Do this:
Find the string "reply" in the entries and copy each line that has it.

Entries provided:
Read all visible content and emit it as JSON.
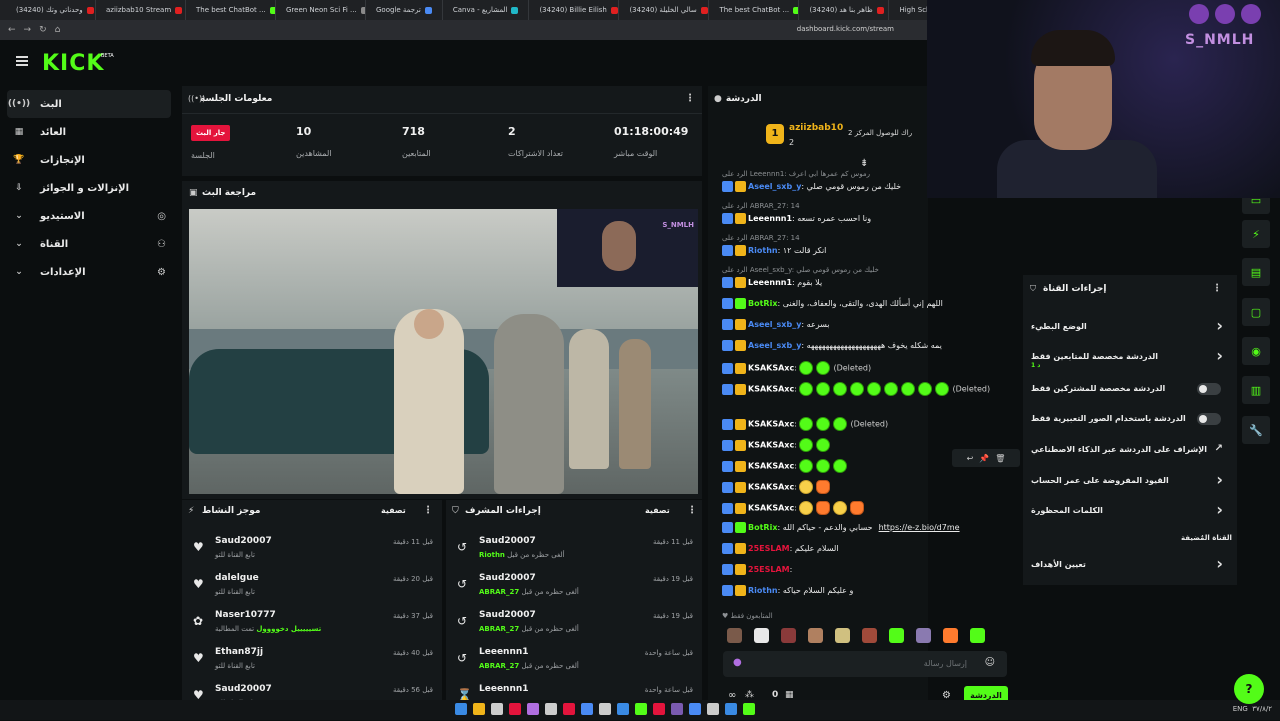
{
  "browser": {
    "tabs": [
      {
        "label": "وحدناتي وتك (34240)",
        "color": "#e02020"
      },
      {
        "label": "aziizbab10 Stream",
        "color": "#e02020"
      },
      {
        "label": "The best ChatBot ...",
        "color": "#53fc18"
      },
      {
        "label": "Green Neon Sci Fi ...",
        "color": "#8a8a8a"
      },
      {
        "label": "Google ترجمة",
        "color": "#4a8af4"
      },
      {
        "label": "Canva - المشاريع",
        "color": "#20b8c8"
      },
      {
        "label": "(34240) Billie Eilish",
        "color": "#e02020"
      },
      {
        "label": "(34240) سالي الخليلة",
        "color": "#e02020"
      },
      {
        "label": "The best ChatBot ...",
        "color": "#53fc18"
      },
      {
        "label": "(34240) ظاهر بنا هد",
        "color": "#e02020"
      },
      {
        "label": "High Scho...",
        "color": "#e02020"
      }
    ],
    "url": "dashboard.kick.com/stream"
  },
  "brand": {
    "logo": "KICK",
    "beta": "BETA",
    "accent": "#53fc18"
  },
  "sidebar": {
    "items": [
      {
        "label": "البث",
        "icon": "live-icon",
        "active": true
      },
      {
        "label": "العائد",
        "icon": "chart-icon"
      },
      {
        "label": "الإنجازات",
        "icon": "trophy-icon"
      },
      {
        "label": "الإنزالات و الجوائز",
        "icon": "drops-icon"
      },
      {
        "label": "الاستيديو",
        "icon": "studio-icon",
        "expand": true
      },
      {
        "label": "القناة",
        "icon": "channel-icon",
        "expand": true
      },
      {
        "label": "الإعدادات",
        "icon": "gear-icon",
        "expand": true
      }
    ]
  },
  "session": {
    "title": "معلومات الجلسة",
    "live_badge": "جار البث",
    "session_label": "الجلسة",
    "stats": [
      {
        "value": "10",
        "label": "المشاهدين"
      },
      {
        "value": "718",
        "label": "المتابعين"
      },
      {
        "value": "2",
        "label": "تعداد الاشتراكات"
      },
      {
        "value": "01:18:00:49",
        "label": "الوقت مباشر"
      }
    ]
  },
  "preview": {
    "title": "مراجعة البث",
    "cam_brand": "S_NMLH"
  },
  "activity": {
    "title": "موجز النشاط",
    "filter": "تصفية",
    "rows": [
      {
        "user": "Saud20007",
        "sub": "تابع القناة للتو",
        "time": "قبل 11 دقيقة",
        "icon": "heart-icon"
      },
      {
        "user": "dalelgue",
        "sub": "تابع القناة للتو",
        "time": "قبل 20 دقيقة",
        "icon": "heart-icon"
      },
      {
        "user": "Naser10777",
        "sub_prefix": "تمت المطالبة",
        "sub_highlight": "تسيييييل دخوووول",
        "time": "قبل 37 دقيقة",
        "icon": "reward-icon"
      },
      {
        "user": "Ethan87jj",
        "sub": "تابع القناة للتو",
        "time": "قبل 40 دقيقة",
        "icon": "heart-icon"
      },
      {
        "user": "Saud20007",
        "sub": "تابع القناة للتو",
        "time": "قبل 56 دقيقة",
        "icon": "heart-icon"
      }
    ]
  },
  "modactions": {
    "title": "إجراءات المشرف",
    "filter": "تصفية",
    "rows": [
      {
        "user": "Saud20007",
        "sub_prefix": "ألغى حظره من قبل",
        "by": "Riothn",
        "time": "قبل 11 دقيقة"
      },
      {
        "user": "Saud20007",
        "sub_prefix": "ألغى حظره من قبل",
        "by": "ABRAR_27",
        "time": "قبل 19 دقيقة"
      },
      {
        "user": "Saud20007",
        "sub_prefix": "ألغى حظره من قبل",
        "by": "ABRAR_27",
        "time": "قبل 19 دقيقة"
      },
      {
        "user": "Leeennn1",
        "sub_prefix": "ألغى حظره من قبل",
        "by": "ABRAR_27",
        "time": "قبل ساعة واحدة"
      },
      {
        "user": "Leeennn1",
        "sub_prefix": "",
        "by": "",
        "time": "قبل ساعة واحدة"
      }
    ]
  },
  "chat": {
    "title": "الدردشة",
    "pinned": {
      "rank": "1",
      "user": "aziizbab10",
      "count": "2",
      "note": "راك للوصول المركز 2"
    },
    "messages": [
      {
        "reply": "الرد على Leeennn1: رموس كم عمرها ابي اعرف",
        "user": "Aseel_sxb_y",
        "color": "#4a8af4",
        "text": "خليك من رموس قومي صلي"
      },
      {
        "reply": "الرد على ABRAR_27: 14",
        "user": "Leeennn1",
        "color": "#ffffff",
        "text": "ونا احسب عمره تسعه"
      },
      {
        "reply": "الرد على ABRAR_27: 14",
        "user": "Riothn",
        "color": "#4a8af4",
        "text": "انكر قالت ١٢"
      },
      {
        "reply": "الرد على Aseel_sxb_y: خليك من رموس قومي صلي",
        "user": "Leeennn1",
        "color": "#ffffff",
        "text": "يلا بقوم"
      },
      {
        "user": "BotRix",
        "color": "#53fc18",
        "text": "اللهم إني أسألك الهدى، والتقى، والعفاف، والغنى"
      },
      {
        "user": "Aseel_sxb_y",
        "color": "#4a8af4",
        "text": "بسرعه"
      },
      {
        "user": "Aseel_sxb_y",
        "color": "#4a8af4",
        "text": "يمه شكله يخوف ههههههههههههههههههههه"
      },
      {
        "user": "KSAKSAxc",
        "color": "#ffffff",
        "text": "(Deleted)",
        "emotes": 2
      },
      {
        "user": "KSAKSAxc",
        "color": "#ffffff",
        "text": "(Deleted)",
        "emotes": 9
      },
      {
        "user": "KSAKSAxc",
        "color": "#ffffff",
        "text": "(Deleted)",
        "emotes": 3
      },
      {
        "user": "KSAKSAxc",
        "color": "#ffffff",
        "text": "",
        "emotes": 2
      },
      {
        "user": "KSAKSAxc",
        "color": "#ffffff",
        "text": "",
        "emotes": 3
      },
      {
        "user": "KSAKSAxc",
        "color": "#ffffff",
        "text": "",
        "emotes": 2
      },
      {
        "user": "KSAKSAxc",
        "color": "#ffffff",
        "text": "",
        "emotes": 4
      },
      {
        "user": "BotRix",
        "color": "#53fc18",
        "text": "حسابي والدعم - حياكم الله",
        "link": "https://e-z.bio/d7me"
      },
      {
        "user": "25ESLAM",
        "color": "#e4143c",
        "text": "السلام عليكم"
      },
      {
        "user": "25ESLAM",
        "color": "#e4143c",
        "text": ""
      },
      {
        "user": "Riothn",
        "color": "#4a8af4",
        "text": "و عليكم السلام حياكه"
      }
    ],
    "followers_only": "المتابعون فقط",
    "input_placeholder": "إرسال رسالة",
    "send_label": "الدردشة",
    "viewer_count": "0"
  },
  "channel_actions": {
    "title": "إجراءات القناة",
    "items": [
      {
        "label": "الوضع البطيء",
        "control": "chevron"
      },
      {
        "label": "الدردشة مخصصة للمتابعين فقط",
        "sub": "1 د",
        "control": "chevron"
      },
      {
        "label": "الدردشة مخصصة للمشتركين فقط",
        "control": "toggle"
      },
      {
        "label": "الدردشة باستخدام الصور التعبيرية فقط",
        "control": "toggle"
      },
      {
        "label": "الإشراف على الدردشة عبر الذكاء الاصطناعي",
        "control": "external"
      },
      {
        "label": "القيود المفروضة على عمر الحساب",
        "control": "chevron"
      },
      {
        "label": "الكلمات المحظورة",
        "control": "chevron"
      },
      {
        "label": "القناة المُضيفة",
        "control": "none"
      },
      {
        "label": "تعيين الأهداف",
        "control": "chevron"
      }
    ]
  },
  "overlay": {
    "brand": "S_NMLH"
  },
  "taskbar": {
    "lang": "ENG",
    "time": "۳۷/۸/۲"
  },
  "help_label": "?"
}
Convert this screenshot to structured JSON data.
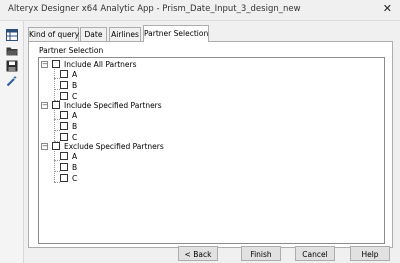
{
  "window": {
    "title": "Alteryx Designer x64  Analytic App  -  Prism_Date_Input_3_design_new",
    "close_glyph": "✕"
  },
  "tabs": [
    {
      "label": "Kind of query"
    },
    {
      "label": "Date"
    },
    {
      "label": "Airlines"
    },
    {
      "label": "Partner Selection",
      "active": true
    }
  ],
  "panel": {
    "section_label": "Partner Selection",
    "tree": [
      {
        "label": "Include All Partners",
        "expander": "−",
        "children": [
          "A",
          "B",
          "C"
        ]
      },
      {
        "label": "Include Specified Partners",
        "expander": "−",
        "children": [
          "A",
          "B",
          "C"
        ]
      },
      {
        "label": "Exclude Specified Partners",
        "expander": "−",
        "children": [
          "A",
          "B",
          "C"
        ]
      }
    ]
  },
  "buttons": {
    "back": "< Back",
    "finish": "Finish",
    "cancel": "Cancel",
    "help": "Help"
  },
  "sidebar_icons": [
    "grid-icon",
    "open-folder-icon",
    "save-icon",
    "magic-wand-icon"
  ]
}
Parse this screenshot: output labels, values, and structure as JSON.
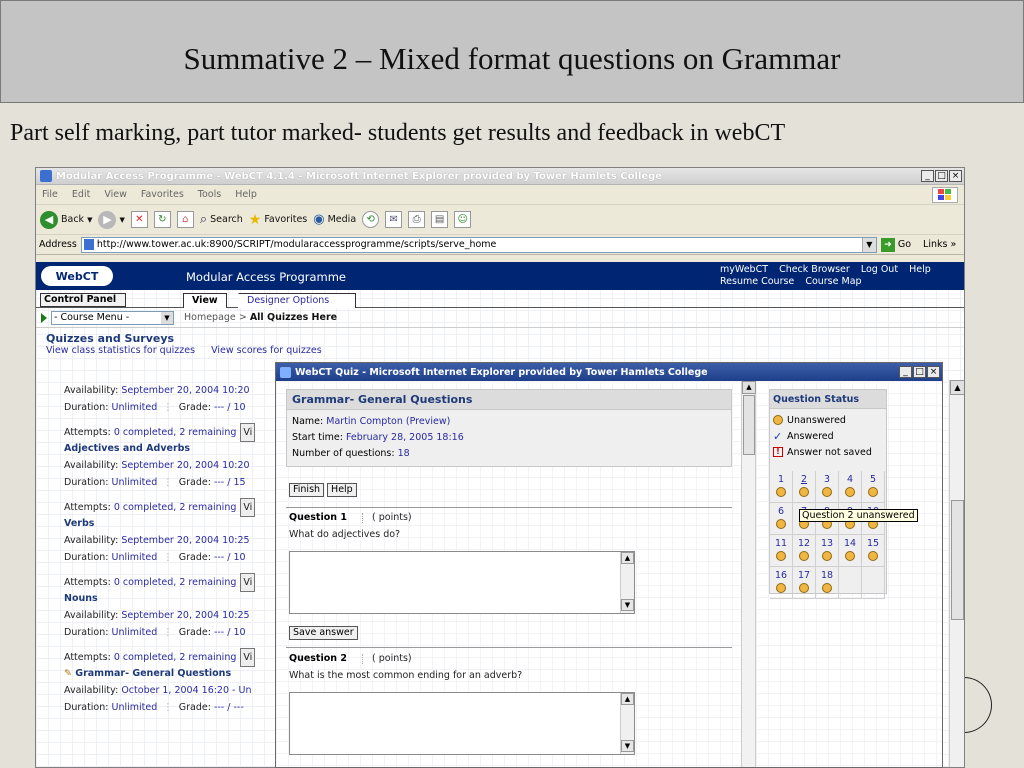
{
  "slide": {
    "title": "Summative 2 – Mixed format questions on Grammar",
    "subtitle": "Part self marking, part tutor marked- students get results and feedback  in webCT"
  },
  "browser": {
    "title": "Modular Access Programme - WebCT 4.1.4 - Microsoft Internet Explorer provided by Tower Hamlets College",
    "window_buttons": [
      "_",
      "□",
      "×"
    ],
    "menu": [
      "File",
      "Edit",
      "View",
      "Favorites",
      "Tools",
      "Help"
    ],
    "toolbar": {
      "back": "Back",
      "search": "Search",
      "favorites": "Favorites",
      "media": "Media"
    },
    "address_label": "Address",
    "url": "http://www.tower.ac.uk:8900/SCRIPT/modularaccessprogramme/scripts/serve_home",
    "go": "Go",
    "links": "Links"
  },
  "webct": {
    "logo": "WebCT",
    "course_title": "Modular Access Programme",
    "top_links": [
      "myWebCT",
      "Check Browser",
      "Log Out",
      "Help"
    ],
    "top_links2": [
      "Resume Course",
      "Course Map"
    ],
    "control_panel": "Control Panel",
    "tab_view": "View",
    "tab_designer": "Designer Options",
    "course_menu": "- Course Menu -",
    "breadcrumb_home": "Homepage",
    "breadcrumb_sep": ">",
    "breadcrumb_current": "All Quizzes Here",
    "section_title": "Quizzes and Surveys",
    "stats_link": "View class statistics for quizzes",
    "scores_link": "View scores for quizzes",
    "quizzes": [
      {
        "name": "",
        "availability_label": "Availability:",
        "availability": "September 20, 2004 10:20",
        "duration_label": "Duration:",
        "duration": "Unlimited",
        "grade_label": "Grade:",
        "grade": "--- / 10",
        "attempts_label": "Attempts:",
        "attempts": "0 completed, 2 remaining",
        "view_btn": "Vi"
      },
      {
        "name": "Adjectives and Adverbs",
        "availability_label": "Availability:",
        "availability": "September 20, 2004 10:20",
        "duration_label": "Duration:",
        "duration": "Unlimited",
        "grade_label": "Grade:",
        "grade": "--- / 15",
        "attempts_label": "Attempts:",
        "attempts": "0 completed, 2 remaining",
        "view_btn": "Vi"
      },
      {
        "name": "Verbs",
        "availability_label": "Availability:",
        "availability": "September 20, 2004 10:25",
        "duration_label": "Duration:",
        "duration": "Unlimited",
        "grade_label": "Grade:",
        "grade": "--- / 10",
        "attempts_label": "Attempts:",
        "attempts": "0 completed, 2 remaining",
        "view_btn": "Vi"
      },
      {
        "name": "Nouns",
        "availability_label": "Availability:",
        "availability": "September 20, 2004 10:25",
        "duration_label": "Duration:",
        "duration": "Unlimited",
        "grade_label": "Grade:",
        "grade": "--- / 10",
        "attempts_label": "Attempts:",
        "attempts": "0 completed, 2 remaining",
        "view_btn": "Vi"
      },
      {
        "name": "Grammar- General Questions",
        "availability_label": "Availability:",
        "availability": "October 1, 2004 16:20 - Un",
        "duration_label": "Duration:",
        "duration": "Unlimited",
        "grade_label": "Grade:",
        "grade": "--- / ---"
      }
    ]
  },
  "popup": {
    "title": "WebCT Quiz - Microsoft Internet Explorer provided by Tower Hamlets College",
    "quiz_title": "Grammar- General Questions",
    "name_label": "Name:",
    "name": "Martin Compton (Preview)",
    "start_label": "Start time:",
    "start": "February 28, 2005 18:16",
    "count_label": "Number of questions:",
    "count": "18",
    "finish": "Finish",
    "help": "Help",
    "questions": [
      {
        "label": "Question 1",
        "points": "( points)",
        "text": "What do adjectives do?",
        "save": "Save answer"
      },
      {
        "label": "Question 2",
        "points": "( points)",
        "text": "What is the most common ending for an adverb?"
      }
    ],
    "status_title": "Question Status",
    "legend": [
      "Unanswered",
      "Answered",
      "Answer not saved"
    ],
    "grid": [
      [
        "1",
        "2",
        "3",
        "4",
        "5"
      ],
      [
        "6",
        "7",
        "8",
        "9",
        "10"
      ],
      [
        "11",
        "12",
        "13",
        "14",
        "15"
      ],
      [
        "16",
        "17",
        "18"
      ]
    ],
    "tooltip": "Question 2 unanswered"
  }
}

Exercise answer:
        "reply": "الرد على Leeennn1: رموس كم عمرها ابي اعرف",
        "reply": "الرد على ABRAR_27: 14",
        "reply": "الرد على ABRAR_27: 14",
        "reply": "الرد على Aseel_sxb_y: خليك من رموس قومي صلي",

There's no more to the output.